PROBLEM STATEMENT
Gather from the material every line that contains the string "button".
--- START OF DATASET RECORDS ---
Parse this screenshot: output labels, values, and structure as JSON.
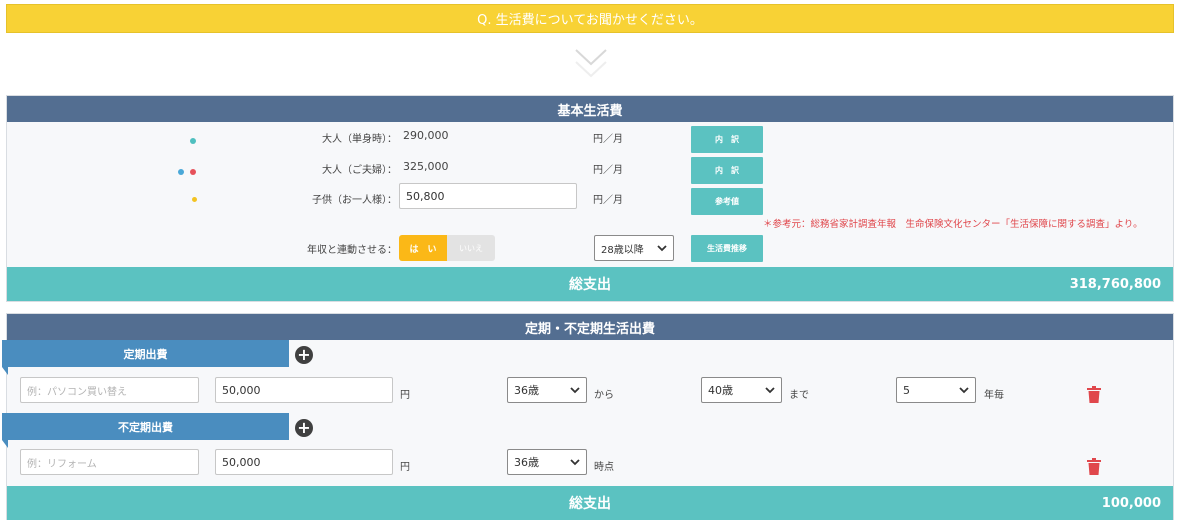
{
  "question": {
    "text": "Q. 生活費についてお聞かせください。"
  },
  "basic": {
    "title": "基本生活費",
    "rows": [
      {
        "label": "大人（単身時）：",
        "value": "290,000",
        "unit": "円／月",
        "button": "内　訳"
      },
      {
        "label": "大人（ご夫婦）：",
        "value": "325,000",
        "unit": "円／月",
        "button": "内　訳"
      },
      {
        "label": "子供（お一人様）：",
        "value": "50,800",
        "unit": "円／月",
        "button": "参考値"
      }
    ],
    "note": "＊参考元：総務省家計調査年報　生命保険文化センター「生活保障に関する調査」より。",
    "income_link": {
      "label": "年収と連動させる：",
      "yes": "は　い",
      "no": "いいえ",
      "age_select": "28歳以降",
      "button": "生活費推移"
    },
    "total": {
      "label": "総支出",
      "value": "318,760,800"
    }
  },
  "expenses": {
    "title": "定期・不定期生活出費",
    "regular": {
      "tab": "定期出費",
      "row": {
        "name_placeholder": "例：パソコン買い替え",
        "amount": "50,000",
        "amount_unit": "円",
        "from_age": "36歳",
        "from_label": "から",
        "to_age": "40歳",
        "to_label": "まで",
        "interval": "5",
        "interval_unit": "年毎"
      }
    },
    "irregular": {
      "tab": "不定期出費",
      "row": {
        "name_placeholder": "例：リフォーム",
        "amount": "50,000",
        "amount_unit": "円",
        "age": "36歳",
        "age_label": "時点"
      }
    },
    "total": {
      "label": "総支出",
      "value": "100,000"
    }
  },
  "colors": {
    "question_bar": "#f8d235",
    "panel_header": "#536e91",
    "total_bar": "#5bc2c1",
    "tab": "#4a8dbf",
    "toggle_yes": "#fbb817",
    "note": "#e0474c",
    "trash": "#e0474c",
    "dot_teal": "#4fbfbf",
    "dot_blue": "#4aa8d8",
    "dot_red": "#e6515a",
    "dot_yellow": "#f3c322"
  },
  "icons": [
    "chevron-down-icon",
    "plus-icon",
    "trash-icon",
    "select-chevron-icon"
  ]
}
--- END OF DATASET RECORDS ---
COMPLETE RESPONSE
        "button": "内　訳"
        "button": "内　訳"
        "button": "参考値"
      "button": "生活費推移"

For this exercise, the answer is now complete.